REQUIREMENT
Pick every line from the data that holds the word "this".

TASK INPUTS

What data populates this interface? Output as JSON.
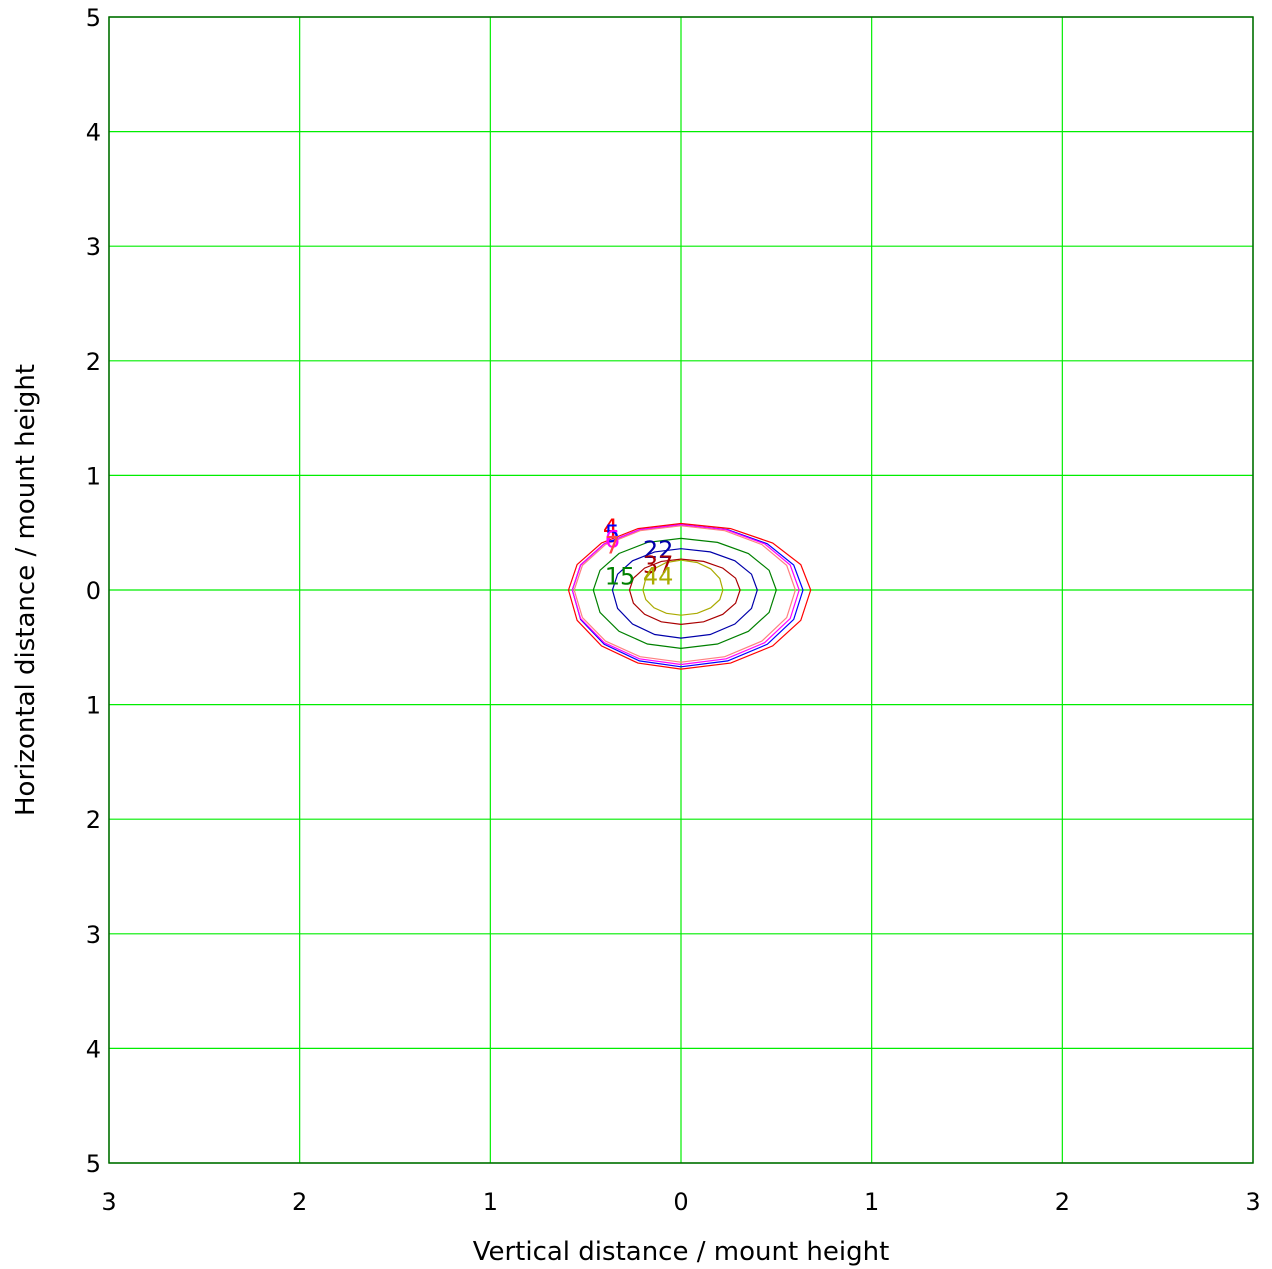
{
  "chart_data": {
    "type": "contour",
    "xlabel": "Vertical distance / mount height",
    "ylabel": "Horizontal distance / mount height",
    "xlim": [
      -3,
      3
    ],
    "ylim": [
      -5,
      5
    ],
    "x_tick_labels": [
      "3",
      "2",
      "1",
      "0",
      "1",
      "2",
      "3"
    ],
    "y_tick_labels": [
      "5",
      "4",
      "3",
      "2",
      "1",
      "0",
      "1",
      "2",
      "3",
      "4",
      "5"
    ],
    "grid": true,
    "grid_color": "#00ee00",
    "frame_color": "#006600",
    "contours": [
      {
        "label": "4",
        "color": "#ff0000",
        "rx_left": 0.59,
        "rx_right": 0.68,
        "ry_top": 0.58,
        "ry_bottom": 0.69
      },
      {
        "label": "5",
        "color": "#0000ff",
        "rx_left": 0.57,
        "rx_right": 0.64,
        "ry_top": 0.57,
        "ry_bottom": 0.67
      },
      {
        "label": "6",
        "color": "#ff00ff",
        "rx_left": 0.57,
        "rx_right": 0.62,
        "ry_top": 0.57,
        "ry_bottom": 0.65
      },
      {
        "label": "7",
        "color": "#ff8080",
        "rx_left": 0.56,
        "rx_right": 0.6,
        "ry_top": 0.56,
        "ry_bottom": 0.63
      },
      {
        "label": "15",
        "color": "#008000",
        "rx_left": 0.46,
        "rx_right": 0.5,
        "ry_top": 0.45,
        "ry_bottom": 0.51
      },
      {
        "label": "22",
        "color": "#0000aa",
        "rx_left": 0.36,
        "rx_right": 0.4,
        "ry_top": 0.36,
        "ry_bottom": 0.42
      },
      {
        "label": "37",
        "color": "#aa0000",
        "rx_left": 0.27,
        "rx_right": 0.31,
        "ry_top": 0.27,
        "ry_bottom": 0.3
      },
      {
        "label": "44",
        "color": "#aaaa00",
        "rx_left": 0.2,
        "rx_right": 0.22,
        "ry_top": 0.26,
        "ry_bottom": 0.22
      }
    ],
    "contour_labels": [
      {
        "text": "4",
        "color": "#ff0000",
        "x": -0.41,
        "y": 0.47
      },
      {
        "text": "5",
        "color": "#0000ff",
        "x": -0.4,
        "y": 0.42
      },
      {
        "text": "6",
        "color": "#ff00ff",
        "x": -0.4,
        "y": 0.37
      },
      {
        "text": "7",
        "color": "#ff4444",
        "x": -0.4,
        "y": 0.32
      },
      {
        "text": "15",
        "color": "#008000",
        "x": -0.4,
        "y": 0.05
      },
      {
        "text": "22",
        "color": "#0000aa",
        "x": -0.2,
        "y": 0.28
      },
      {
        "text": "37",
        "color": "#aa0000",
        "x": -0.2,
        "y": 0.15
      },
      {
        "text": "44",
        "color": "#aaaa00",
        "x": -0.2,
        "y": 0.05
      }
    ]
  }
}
--
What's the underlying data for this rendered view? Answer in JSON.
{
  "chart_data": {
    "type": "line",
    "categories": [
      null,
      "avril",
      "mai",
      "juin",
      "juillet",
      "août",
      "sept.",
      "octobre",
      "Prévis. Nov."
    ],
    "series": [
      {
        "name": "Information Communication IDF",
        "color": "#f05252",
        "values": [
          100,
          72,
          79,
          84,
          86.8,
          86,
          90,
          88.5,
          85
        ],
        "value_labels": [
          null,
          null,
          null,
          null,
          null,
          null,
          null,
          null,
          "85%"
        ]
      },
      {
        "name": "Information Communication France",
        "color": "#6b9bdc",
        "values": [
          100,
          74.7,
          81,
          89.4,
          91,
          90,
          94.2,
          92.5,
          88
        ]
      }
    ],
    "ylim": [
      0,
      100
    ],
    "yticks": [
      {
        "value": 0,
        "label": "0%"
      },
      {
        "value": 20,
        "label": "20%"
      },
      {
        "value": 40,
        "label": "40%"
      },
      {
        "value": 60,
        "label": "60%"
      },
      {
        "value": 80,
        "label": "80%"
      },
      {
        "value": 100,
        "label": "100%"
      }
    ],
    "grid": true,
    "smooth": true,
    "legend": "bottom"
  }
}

SOLVED PROBLEM
What data populates this interface? Output as JSON.
What's the underlying data for this rendered view? Answer in JSON.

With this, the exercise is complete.